» **Request**
List each line in which the string "ピッチとストライド" appears.
>> Start Stored rows
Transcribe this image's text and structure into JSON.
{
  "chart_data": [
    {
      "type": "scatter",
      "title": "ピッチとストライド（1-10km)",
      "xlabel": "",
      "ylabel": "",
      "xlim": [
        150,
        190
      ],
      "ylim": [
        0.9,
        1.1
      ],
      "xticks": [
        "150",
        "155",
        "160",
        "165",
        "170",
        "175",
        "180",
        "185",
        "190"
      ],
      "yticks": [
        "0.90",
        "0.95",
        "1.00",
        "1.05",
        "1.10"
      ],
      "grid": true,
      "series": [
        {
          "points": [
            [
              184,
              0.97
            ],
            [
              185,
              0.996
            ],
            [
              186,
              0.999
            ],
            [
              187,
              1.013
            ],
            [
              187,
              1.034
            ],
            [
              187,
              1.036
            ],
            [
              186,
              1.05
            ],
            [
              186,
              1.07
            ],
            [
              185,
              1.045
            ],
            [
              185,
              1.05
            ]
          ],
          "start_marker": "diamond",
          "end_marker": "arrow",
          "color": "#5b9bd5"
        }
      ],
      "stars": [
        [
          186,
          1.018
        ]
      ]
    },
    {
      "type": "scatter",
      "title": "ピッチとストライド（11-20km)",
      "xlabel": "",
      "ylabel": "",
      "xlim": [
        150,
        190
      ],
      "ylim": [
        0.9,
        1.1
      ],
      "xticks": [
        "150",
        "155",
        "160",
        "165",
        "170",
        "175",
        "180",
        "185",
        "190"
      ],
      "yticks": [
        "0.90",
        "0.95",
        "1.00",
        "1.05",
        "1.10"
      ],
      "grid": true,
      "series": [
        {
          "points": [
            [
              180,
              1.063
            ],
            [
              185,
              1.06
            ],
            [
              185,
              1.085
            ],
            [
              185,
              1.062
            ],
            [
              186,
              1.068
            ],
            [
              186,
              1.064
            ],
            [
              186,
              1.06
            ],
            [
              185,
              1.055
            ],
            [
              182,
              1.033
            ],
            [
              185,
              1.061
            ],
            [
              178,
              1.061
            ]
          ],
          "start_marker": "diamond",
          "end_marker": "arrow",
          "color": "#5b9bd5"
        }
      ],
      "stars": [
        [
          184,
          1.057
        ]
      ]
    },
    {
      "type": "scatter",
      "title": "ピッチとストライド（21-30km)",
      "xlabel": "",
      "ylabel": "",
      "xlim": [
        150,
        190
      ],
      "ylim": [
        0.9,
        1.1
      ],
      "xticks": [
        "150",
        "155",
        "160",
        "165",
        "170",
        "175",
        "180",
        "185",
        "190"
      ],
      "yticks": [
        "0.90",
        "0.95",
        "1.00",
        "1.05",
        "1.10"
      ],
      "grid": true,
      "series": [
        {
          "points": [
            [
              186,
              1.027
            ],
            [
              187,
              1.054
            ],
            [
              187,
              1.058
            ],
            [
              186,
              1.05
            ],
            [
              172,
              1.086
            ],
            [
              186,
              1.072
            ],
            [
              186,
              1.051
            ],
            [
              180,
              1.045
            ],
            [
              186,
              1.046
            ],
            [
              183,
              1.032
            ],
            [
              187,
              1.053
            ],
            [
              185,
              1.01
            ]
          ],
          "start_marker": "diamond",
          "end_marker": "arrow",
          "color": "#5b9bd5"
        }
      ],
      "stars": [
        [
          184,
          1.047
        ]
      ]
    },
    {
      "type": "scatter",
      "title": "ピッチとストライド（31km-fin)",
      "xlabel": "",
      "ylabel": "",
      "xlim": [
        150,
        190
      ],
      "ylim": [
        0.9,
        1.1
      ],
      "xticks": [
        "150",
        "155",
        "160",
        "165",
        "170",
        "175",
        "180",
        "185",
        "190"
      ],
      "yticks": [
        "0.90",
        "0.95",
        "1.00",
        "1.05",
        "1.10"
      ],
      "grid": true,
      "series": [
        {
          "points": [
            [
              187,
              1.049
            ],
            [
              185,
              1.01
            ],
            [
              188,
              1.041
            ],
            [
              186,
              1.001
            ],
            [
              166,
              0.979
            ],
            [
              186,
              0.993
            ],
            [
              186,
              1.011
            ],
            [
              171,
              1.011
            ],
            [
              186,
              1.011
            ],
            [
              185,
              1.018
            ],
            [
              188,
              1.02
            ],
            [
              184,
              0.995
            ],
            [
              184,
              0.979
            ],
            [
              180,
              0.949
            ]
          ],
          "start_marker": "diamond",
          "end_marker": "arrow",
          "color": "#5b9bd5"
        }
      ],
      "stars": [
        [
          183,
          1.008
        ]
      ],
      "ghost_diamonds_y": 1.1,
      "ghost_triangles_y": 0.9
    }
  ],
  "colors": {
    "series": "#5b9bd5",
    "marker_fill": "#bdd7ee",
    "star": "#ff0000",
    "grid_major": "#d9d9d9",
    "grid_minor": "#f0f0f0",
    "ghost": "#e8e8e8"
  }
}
>> End Stored rows
» **Final answer**
      "title": "ピッチとストライド（1-10km)",
      "title": "ピッチとストライド（11-20km)",
      "title": "ピッチとストライド（21-30km)",
      "title": "ピッチとストライド（31km-fin)",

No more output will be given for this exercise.